Немцы, такие самоуверенные в первые две недели войны, уже на третьей неделе стали жаловаться. Сперва они жаловались, что русское население их не понимает. Потом стали жаловаться на партизан, на то, что русские воюют «не по правилам». Потом, в октябре, они заявили, что им мешает осенняя грязь. В ноябре они подняли крик на весь мир, что им мешает мороз, которого в то время не было. И с тех пор Гитлер не перестает жаловаться на мороз.
Впрочем, черт с ним, с Гитлером. Вор, который ночью залез в чужой дом и встретил хозяина с револьвером, тоже, вероятно, жалуется на что-нибудь!
Мы каждый день читаем в сводках Информбюро о том, что заняты новые населенные пункты. Их уже перестали называть: так их много. Вы едете в дровнях (на автомобиле тут не проедешь) и поражаетесь, до чего долго нужно ехать между этими населенными пунктами и какие ожесточенные бои шли почти за каждую деревушку.

Письменное задание 1 >> Можете вернуть из отрывка дословно часть, начиная с «Впрочем, черт с» и далее вплоть до «за каждую деревушку.»?
Записи никак не связаны с отрывком.

Входные данные >>

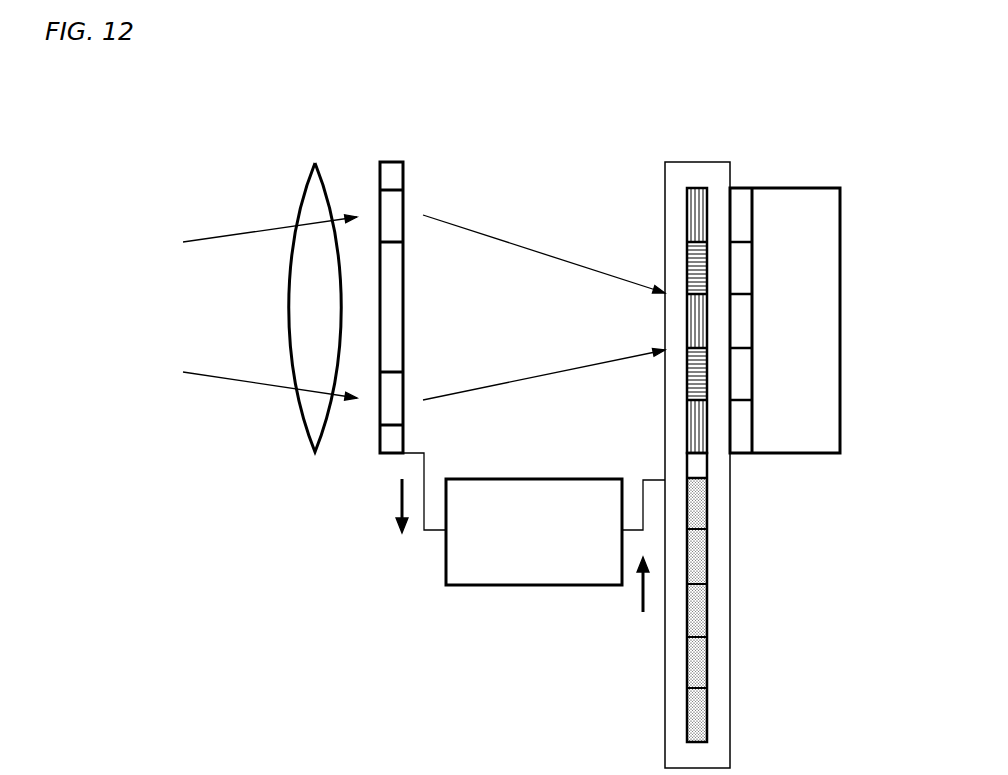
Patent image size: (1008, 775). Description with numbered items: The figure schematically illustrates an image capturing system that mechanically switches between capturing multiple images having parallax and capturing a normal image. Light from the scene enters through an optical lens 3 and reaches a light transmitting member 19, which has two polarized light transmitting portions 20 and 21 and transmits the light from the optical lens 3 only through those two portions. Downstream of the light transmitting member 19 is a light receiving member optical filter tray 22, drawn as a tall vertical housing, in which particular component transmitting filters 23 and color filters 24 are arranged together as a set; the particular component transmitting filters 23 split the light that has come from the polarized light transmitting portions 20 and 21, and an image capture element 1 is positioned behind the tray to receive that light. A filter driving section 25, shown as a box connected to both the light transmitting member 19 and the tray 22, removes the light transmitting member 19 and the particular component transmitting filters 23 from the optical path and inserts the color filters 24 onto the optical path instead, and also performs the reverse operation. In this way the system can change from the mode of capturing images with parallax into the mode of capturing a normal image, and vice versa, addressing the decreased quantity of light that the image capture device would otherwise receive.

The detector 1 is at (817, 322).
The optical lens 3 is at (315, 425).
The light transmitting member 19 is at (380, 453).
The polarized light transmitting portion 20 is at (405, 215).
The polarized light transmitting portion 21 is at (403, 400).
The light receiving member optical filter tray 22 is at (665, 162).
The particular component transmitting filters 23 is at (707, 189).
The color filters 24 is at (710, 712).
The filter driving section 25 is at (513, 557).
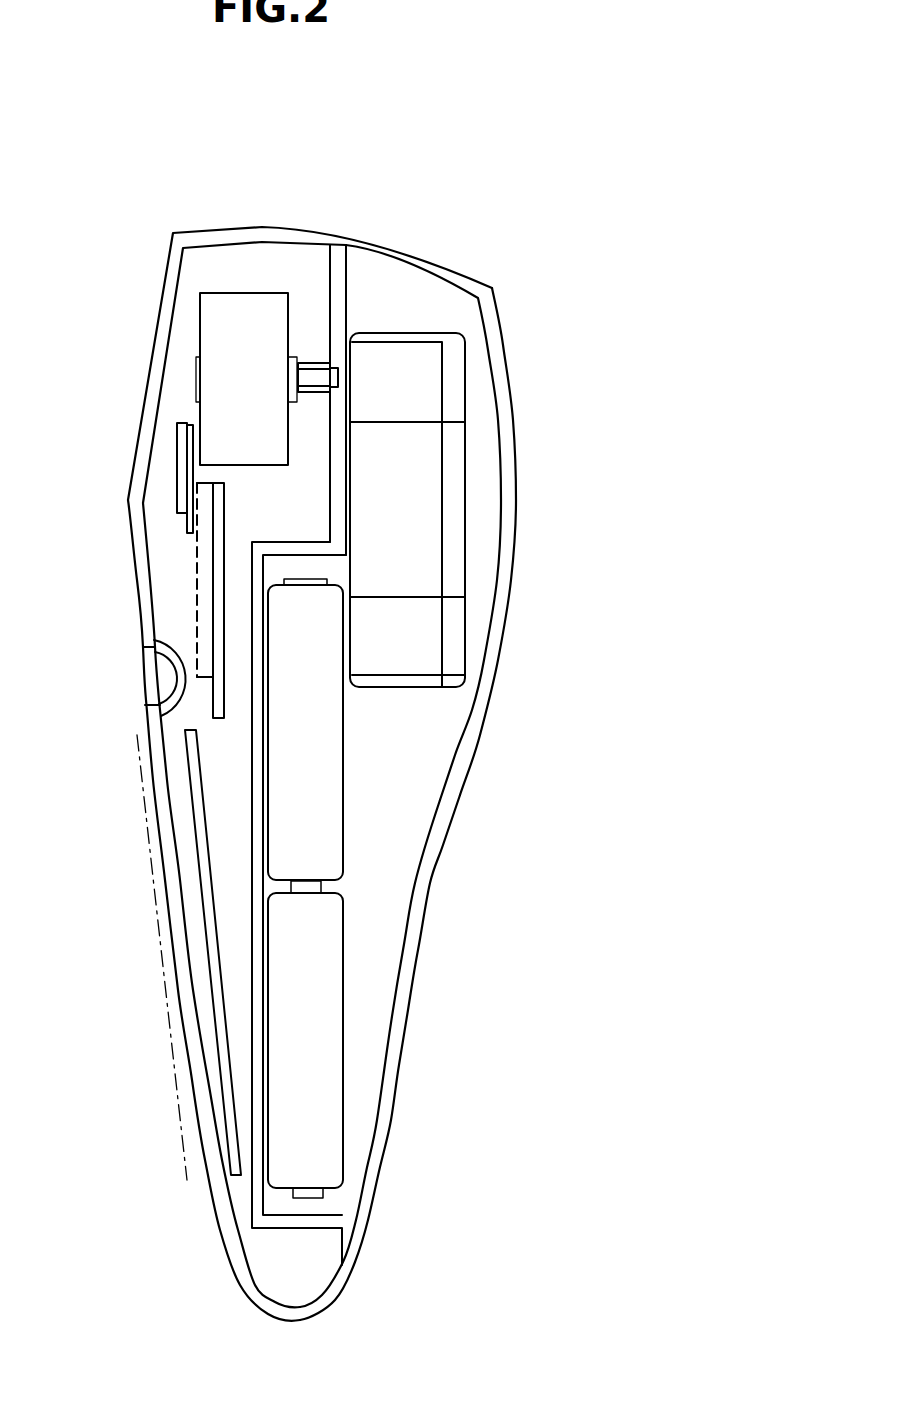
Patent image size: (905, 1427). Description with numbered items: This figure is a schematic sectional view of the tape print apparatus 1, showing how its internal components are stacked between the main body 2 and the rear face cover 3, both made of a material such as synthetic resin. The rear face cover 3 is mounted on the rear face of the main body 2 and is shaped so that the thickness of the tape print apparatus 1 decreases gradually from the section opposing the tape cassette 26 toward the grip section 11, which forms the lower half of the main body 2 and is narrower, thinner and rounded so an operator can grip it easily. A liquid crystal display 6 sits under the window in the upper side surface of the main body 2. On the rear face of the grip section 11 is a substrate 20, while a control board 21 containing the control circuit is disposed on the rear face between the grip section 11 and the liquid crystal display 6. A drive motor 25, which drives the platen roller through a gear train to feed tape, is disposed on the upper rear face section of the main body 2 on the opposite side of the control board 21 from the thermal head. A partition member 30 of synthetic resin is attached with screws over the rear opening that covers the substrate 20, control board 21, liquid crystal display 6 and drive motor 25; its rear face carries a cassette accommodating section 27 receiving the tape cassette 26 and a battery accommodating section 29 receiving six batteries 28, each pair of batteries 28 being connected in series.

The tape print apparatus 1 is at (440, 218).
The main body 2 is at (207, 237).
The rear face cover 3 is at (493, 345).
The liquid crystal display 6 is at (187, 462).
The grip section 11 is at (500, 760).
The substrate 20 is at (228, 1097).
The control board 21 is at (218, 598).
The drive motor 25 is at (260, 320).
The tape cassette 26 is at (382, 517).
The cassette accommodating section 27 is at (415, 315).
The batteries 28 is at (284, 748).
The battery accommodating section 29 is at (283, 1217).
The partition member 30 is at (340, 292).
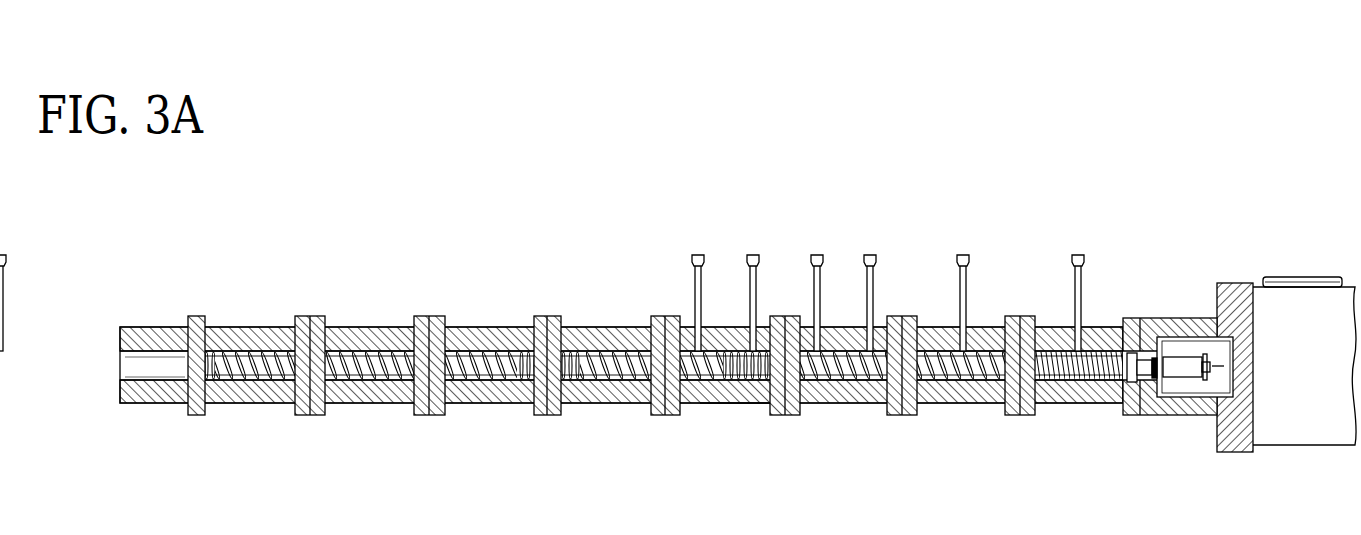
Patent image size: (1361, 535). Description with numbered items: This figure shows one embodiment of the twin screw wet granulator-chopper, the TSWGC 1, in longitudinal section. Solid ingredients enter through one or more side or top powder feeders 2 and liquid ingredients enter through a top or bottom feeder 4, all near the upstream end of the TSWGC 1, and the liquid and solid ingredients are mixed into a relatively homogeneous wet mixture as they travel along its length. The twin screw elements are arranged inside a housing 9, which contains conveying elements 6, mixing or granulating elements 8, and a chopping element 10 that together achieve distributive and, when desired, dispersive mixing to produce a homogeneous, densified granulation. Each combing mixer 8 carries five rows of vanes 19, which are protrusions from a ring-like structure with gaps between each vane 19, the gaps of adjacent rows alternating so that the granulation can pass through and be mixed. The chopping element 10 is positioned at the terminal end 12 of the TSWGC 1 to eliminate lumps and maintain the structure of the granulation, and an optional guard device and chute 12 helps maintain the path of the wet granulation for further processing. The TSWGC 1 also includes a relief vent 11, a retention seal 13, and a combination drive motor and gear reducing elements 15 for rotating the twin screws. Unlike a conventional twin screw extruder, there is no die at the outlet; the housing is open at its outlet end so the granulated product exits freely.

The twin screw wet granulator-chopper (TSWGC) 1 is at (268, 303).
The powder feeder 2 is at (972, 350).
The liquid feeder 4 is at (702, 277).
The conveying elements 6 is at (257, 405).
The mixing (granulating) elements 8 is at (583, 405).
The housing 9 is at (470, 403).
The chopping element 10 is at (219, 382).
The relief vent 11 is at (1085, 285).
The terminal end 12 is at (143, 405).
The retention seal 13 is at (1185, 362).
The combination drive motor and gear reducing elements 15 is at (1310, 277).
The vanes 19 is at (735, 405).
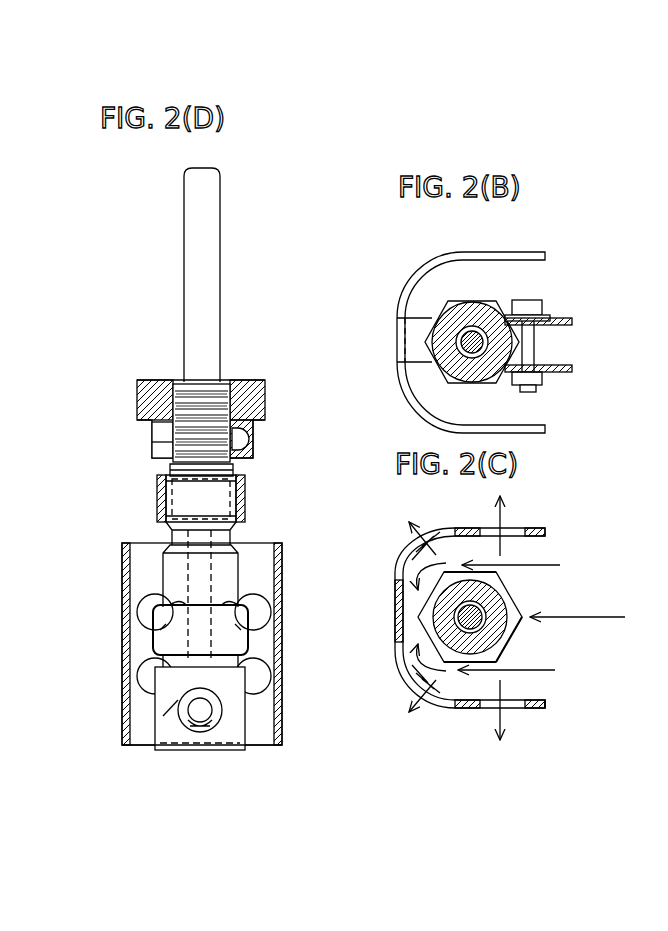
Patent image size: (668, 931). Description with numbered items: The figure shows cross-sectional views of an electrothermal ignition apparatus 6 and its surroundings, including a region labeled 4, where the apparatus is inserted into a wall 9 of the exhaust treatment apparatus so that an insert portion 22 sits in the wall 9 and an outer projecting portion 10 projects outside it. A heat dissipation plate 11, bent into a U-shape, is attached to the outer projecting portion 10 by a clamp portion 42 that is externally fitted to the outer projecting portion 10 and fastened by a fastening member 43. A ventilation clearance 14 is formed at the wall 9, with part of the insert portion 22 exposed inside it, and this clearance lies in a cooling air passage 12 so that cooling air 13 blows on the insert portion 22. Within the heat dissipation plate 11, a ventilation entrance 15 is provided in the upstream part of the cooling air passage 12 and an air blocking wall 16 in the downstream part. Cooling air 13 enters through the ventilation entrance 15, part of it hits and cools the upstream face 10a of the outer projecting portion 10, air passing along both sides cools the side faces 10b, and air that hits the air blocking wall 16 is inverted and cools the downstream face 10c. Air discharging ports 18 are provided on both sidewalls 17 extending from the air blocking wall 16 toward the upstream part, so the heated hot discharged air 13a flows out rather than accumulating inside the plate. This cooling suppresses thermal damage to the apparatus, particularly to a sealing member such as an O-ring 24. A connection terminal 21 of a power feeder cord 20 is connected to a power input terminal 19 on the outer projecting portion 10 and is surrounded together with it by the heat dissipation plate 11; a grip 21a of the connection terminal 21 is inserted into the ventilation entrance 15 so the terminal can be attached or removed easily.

Письменное задание 2 >> Можете перепечатать без изменений строки записей с самого их начала и вплоть до строки с «The filter driving» включительно? Картинки в ответ не включайте.

Итоговый ответ 1 >>
Впрочем, черт с ним, с Гитлером. Вор, который ночью залез в чужой дом и встретил хозяина с револьвером, тоже, вероятно, жалуется на что-нибудь!
Мы каждый день читаем в сводках Информбюро о том, что заняты новые населенные пункты. Их уже перестали называть: так их много. Вы едете в дровнях (на автомобиле тут не проедешь) и поражаетесь, до чего долго нужно ехать между этими населенными пунктами и какие ожесточенные бои шли почти за каждую деревушку.

Итоговый ответ 2 >>
Patent image size: (1008, 775). Description with numbered items: The figure schematically illustrates an image capturing system that mechanically switches between capturing multiple images having parallax and capturing a normal image. Light from the scene enters through an optical lens 3 and reaches a light transmitting member 19, which has two polarized light transmitting portions 20 and 21 and transmits the light from the optical lens 3 only through those two portions. Downstream of the light transmitting member 19 is a light receiving member optical filter tray 22, drawn as a tall vertical housing, in which particular component transmitting filters 23 and color filters 24 are arranged together as a set; the particular component transmitting filters 23 split the light that has come from the polarized light transmitting portions 20 and 21, and an image capture element 1 is positioned behind the tray to receive that light. A filter driving section 25, shown as a box connected to both the light transmitting member 19 and the tray 22, removes the light transmitting member 19 and the particular component transmitting filters 23 from the optical path and inserts the color filters 24 onto the optical path instead, and also performs the reverse operation. In this way the system can change from the mode of capturing images with parallax into the mode of capturing a normal image, and vice versa, addressing the decreased quantity of light that the image capture device would otherwise receive.

The detector 1 is at (817, 322).
The optical lens 3 is at (315, 425).
The light transmitting member 19 is at (380, 453).
The polarized light transmitting portion 20 is at (405, 215).
The polarized light transmitting portion 21 is at (403, 400).
The light receiving member optical filter tray 22 is at (665, 162).
The particular component transmitting filters 23 is at (707, 189).
The color filters 24 is at (710, 712).
The filter driving section 25 is at (513, 557).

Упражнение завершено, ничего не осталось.